— START OF Record set —
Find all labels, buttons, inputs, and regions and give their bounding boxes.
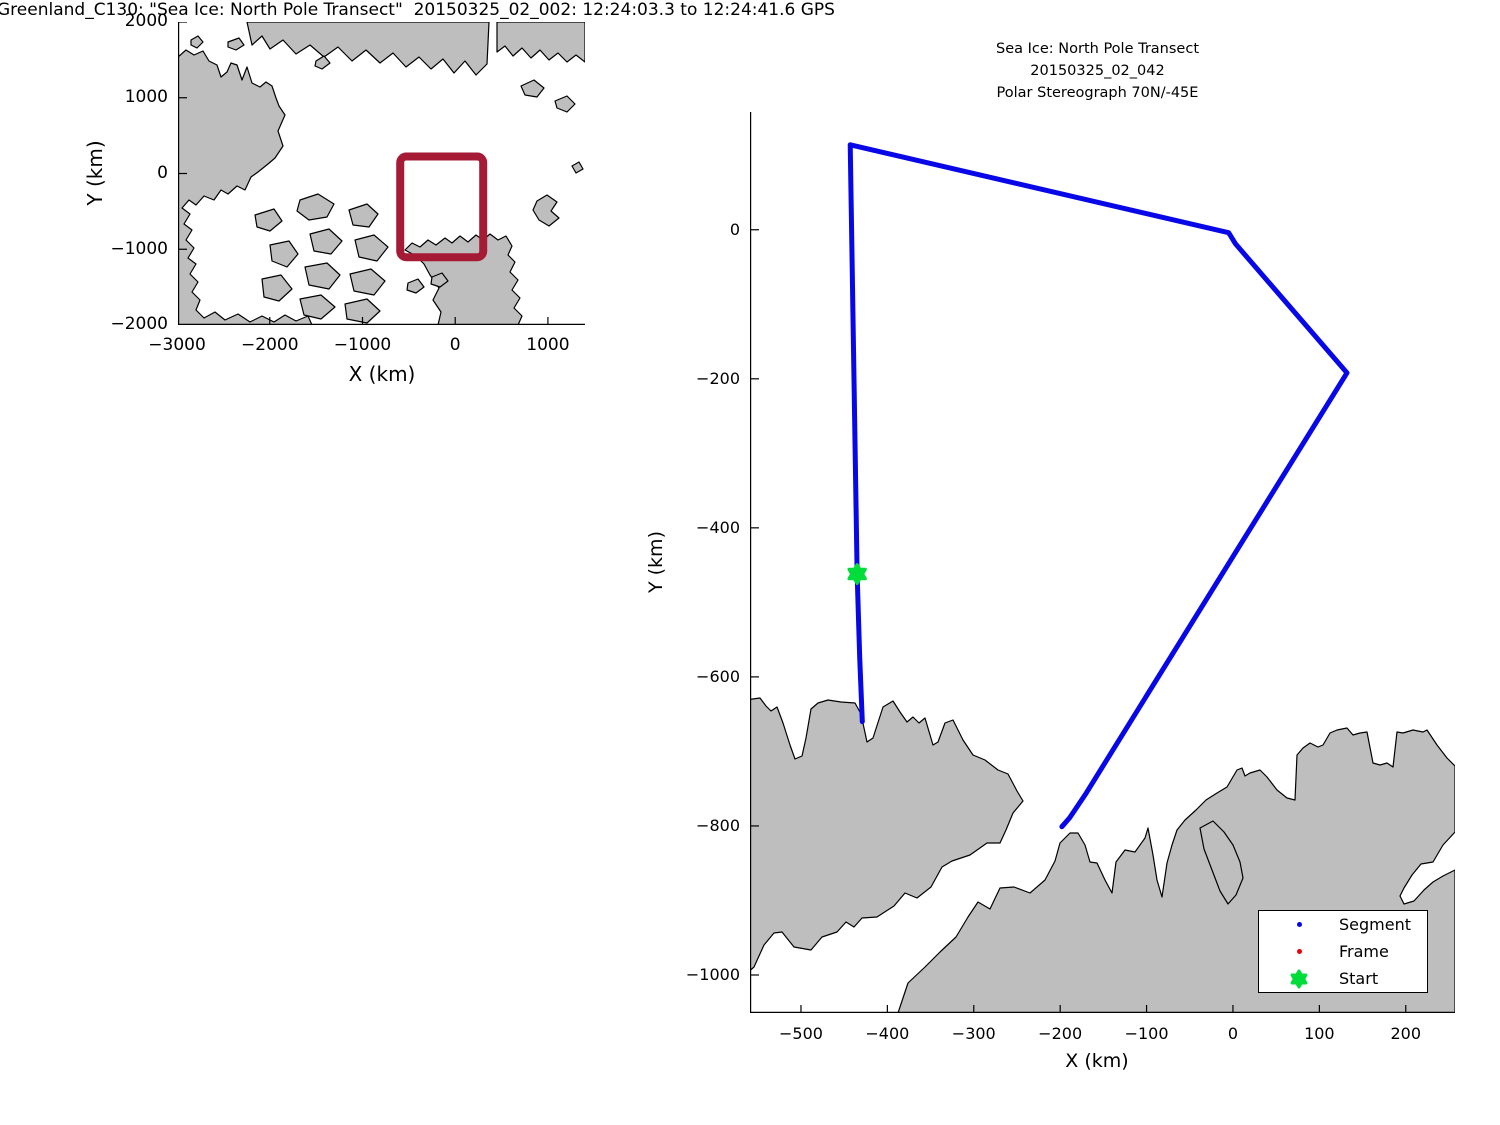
arctic-overview-y-tick-label: 1000: [124, 87, 168, 108]
arctic-overview-coastline: [404, 233, 523, 325]
flight-track-x-tick-label: −500: [778, 1024, 823, 1043]
flight-track-y-tick-label: −400: [696, 517, 740, 537]
arctic-overview-coastline: [571, 161, 584, 174]
flight-x-axis-label: X (km): [1065, 1050, 1129, 1072]
arctic-overview-coastline: [299, 294, 336, 320]
arctic-overview-coastline: [354, 234, 389, 262]
arctic-overview-coastline: [406, 278, 425, 294]
overview-map-plot: [178, 22, 585, 325]
arctic-overview-coastline: [309, 228, 343, 255]
flight-plot-title-line2: 20150325_02_042: [1030, 63, 1165, 79]
arctic-overview-coastline: [430, 272, 449, 288]
arctic-overview-coastline: [344, 298, 381, 324]
flight-track-coastline: [1199, 820, 1244, 905]
flight-track-x-tick-label: −300: [951, 1024, 996, 1043]
arctic-overview-coastline: [261, 274, 293, 302]
flight-track-x-tick-label: −200: [1038, 1024, 1083, 1043]
overview-x-axis-label: X (km): [348, 362, 416, 386]
flight-track-axes: [750, 112, 1455, 1013]
legend-item-label: Start: [1339, 969, 1379, 988]
arctic-overview-y-tick-label: −1000: [110, 238, 168, 259]
legend-item-start: Start: [1259, 966, 1427, 992]
arctic-overview-coastline: [227, 37, 245, 51]
legend-item-label: Frame: [1339, 942, 1389, 961]
flight-track-line: [847, 142, 1350, 830]
arctic-overview-landmasses: [178, 22, 585, 325]
arctic-overview-coastline: [348, 203, 379, 228]
flight-track-coastline: [750, 697, 1024, 972]
flight-plot-title-line3: Polar Stereograph 70N/-45E: [996, 85, 1199, 101]
flight-track-x-tick-label: 200: [1390, 1024, 1422, 1043]
arctic-overview-axes: [178, 22, 585, 325]
arctic-overview-coastline: [520, 79, 545, 98]
arctic-overview-coastline: [246, 22, 490, 76]
flight-track-y-tick-label: −1000: [685, 965, 740, 985]
arctic-overview-x-tick-label: −2000: [241, 335, 299, 355]
flight-track-plot: [750, 112, 1455, 1013]
arctic-overview-coastline: [254, 208, 283, 232]
arctic-overview-coastline: [190, 35, 204, 49]
arctic-overview-x-tick-label: 1000: [526, 335, 570, 355]
flight-track-x-tick-label: −400: [865, 1024, 910, 1043]
flight-track-y-tick-label: 0: [729, 219, 740, 239]
arctic-overview-coastline: [314, 55, 331, 70]
flight-track-x-tick-label: 0: [1227, 1024, 1239, 1043]
roi-rectangle: [396, 152, 488, 262]
flight-track-x-tick-label: −100: [1124, 1024, 1169, 1043]
arctic-overview-coastline: [496, 22, 585, 63]
arctic-overview-coastline: [178, 49, 313, 325]
arctic-overview-x-tick-label: 0: [449, 335, 461, 355]
flight-plot-title-line1: Sea Ice: North Pole Transect: [996, 41, 1199, 57]
legend: Segment Frame Start: [1258, 910, 1428, 993]
arctic-overview-coastline: [554, 95, 576, 113]
legend-hexagram-icon: [1290, 969, 1308, 988]
arctic-overview-x-tick-label: −3000: [148, 335, 206, 355]
arctic-overview-coastline: [532, 194, 560, 227]
flight-track-y-tick-label: −200: [696, 368, 740, 388]
segment-marker-icon: [1259, 922, 1339, 927]
arctic-overview-coastline: [296, 193, 335, 221]
legend-item-frame: Frame: [1259, 939, 1427, 965]
arctic-overview-y-tick-label: 0: [157, 162, 168, 183]
start-marker: [847, 563, 867, 586]
flight-track-y-tick-label: −800: [696, 816, 740, 836]
legend-item-label: Segment: [1339, 915, 1411, 934]
figure-title: Greenland_C130: "Sea Ice: North Pole Tra…: [0, 0, 835, 20]
flight-plot-title: Sea Ice: North Pole Transect 20150325_02…: [938, 38, 1258, 104]
arctic-overview-coastline: [304, 262, 341, 290]
flight-track-y-tick-label: −600: [696, 666, 740, 686]
arctic-overview-coastline: [269, 240, 299, 268]
arctic-overview-y-tick-label: 2000: [124, 11, 168, 32]
arctic-overview-coastline: [349, 268, 386, 296]
frame-marker-icon: [1259, 949, 1339, 954]
arctic-overview-y-tick-label: −2000: [110, 314, 168, 335]
flight-track-x-tick-label: 100: [1304, 1024, 1335, 1043]
legend-item-segment: Segment: [1259, 912, 1427, 938]
arctic-overview-x-tick-label: −1000: [333, 335, 392, 355]
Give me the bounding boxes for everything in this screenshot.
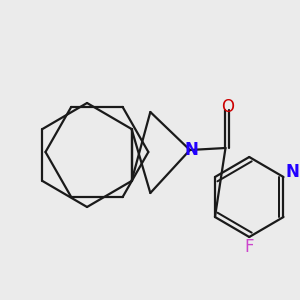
- Text: O: O: [221, 98, 234, 116]
- Text: F: F: [244, 238, 254, 256]
- Text: N: N: [185, 141, 199, 159]
- Text: N: N: [285, 163, 299, 181]
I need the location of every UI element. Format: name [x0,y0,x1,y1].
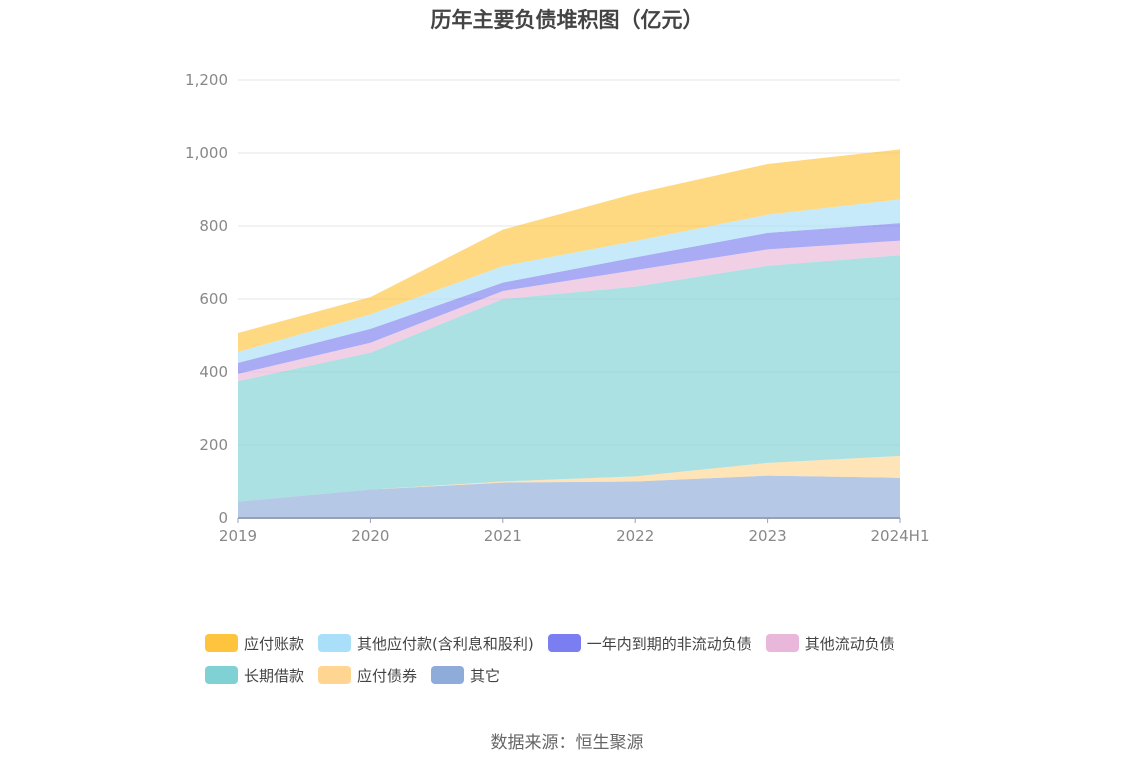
axes: 0 200 400 600 800 1,000 1,200 2019 2020 2021 2022 2… [185,71,929,545]
area-series-4 [238,223,900,374]
legend-swatch [765,634,799,652]
y-tick-label: 800 [199,217,228,235]
stacked-area-chart: 0 200 400 600 800 1,000 1,200 2019 2020 2021 2022 2… [185,71,929,545]
legend-label: 一年内到期的非流动负债 [586,634,752,653]
chart-title: 历年主要负债堆积图（亿元） [430,8,704,32]
data-source: 数据来源：恒生聚源 [490,733,644,753]
y-tick-label: 400 [199,363,228,381]
legend-label: 其他应付款(含利息和股利) [357,634,534,653]
y-tick-label: 600 [199,290,228,308]
legend-item[interactable]: 其他流动负债 [765,632,895,654]
legend-item[interactable]: 应付债券 [318,664,417,686]
x-tick-label: 2021 [484,527,522,545]
legend-label: 其他流动负债 [804,634,895,653]
legend-label: 应付账款 [244,634,305,653]
legend-swatch [205,666,238,684]
legend-swatch [318,634,352,652]
x-tick-label: 2022 [616,527,654,545]
area-series-3 [238,240,900,382]
x-tick-label: 2019 [219,527,257,545]
legend-item[interactable]: 其他应付款(含利息和股利) [318,632,534,654]
area-series-2 [238,255,900,502]
x-tick-label: 2020 [351,527,389,545]
area-series-0 [238,475,900,518]
legend-item[interactable]: 应付账款 [205,632,304,654]
area-series-6 [238,149,900,352]
legend-swatch [547,634,581,652]
y-tick-label: 0 [218,509,228,527]
legend-swatch [318,666,352,684]
area-series [238,149,900,518]
y-tick-label: 1,000 [185,144,228,162]
legend-swatch [205,634,238,652]
y-tick-label: 1,200 [185,71,228,89]
legend-item[interactable]: 其它 [431,664,500,686]
area-series-1 [238,455,900,502]
legend-swatch [431,666,465,684]
legend-label: 应付债券 [357,666,418,685]
y-tick-label: 200 [199,436,228,454]
legend-label: 其它 [470,666,501,685]
area-series-5 [238,199,900,363]
x-tick-label: 2024H1 [871,527,930,545]
legend-item[interactable]: 长期借款 [205,664,304,686]
legend: 应付账款 其他应付款(含利息和股利) 一年内到期的非流动负债 其他流动负债长期借款 应付… [205,632,965,696]
legend-label: 长期借款 [244,666,305,685]
legend-item[interactable]: 一年内到期的非流动负债 [547,632,752,654]
x-tick-label: 2023 [749,527,787,545]
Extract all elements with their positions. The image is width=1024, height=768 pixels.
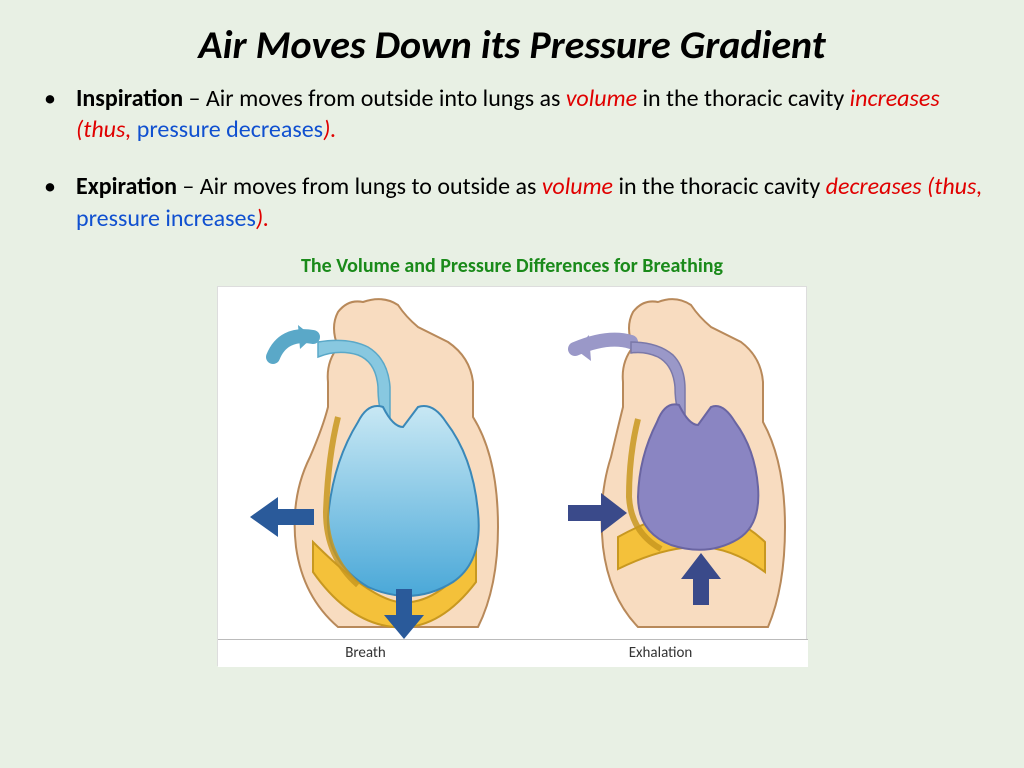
— END OF Record set —
_Problem details_:
Rewrite the lines between the one holding "arctic-overview-y-tick-label: 1000: [124, 87, 168, 108]" and the one holding "arctic-overview-coastline: [571, 161, 584, 174]", inclusive, with "coastline" changed to "shoreline" and nothing else altered. Give only those lines.

_Answer for the task_:
arctic-overview-y-tick-label: 1000: [124, 87, 168, 108]
arctic-overview-shoreline: [404, 233, 523, 325]
flight-track-x-tick-label: −500: [778, 1024, 823, 1043]
flight-track-y-tick-label: −400: [696, 517, 740, 537]
arctic-overview-shoreline: [571, 161, 584, 174]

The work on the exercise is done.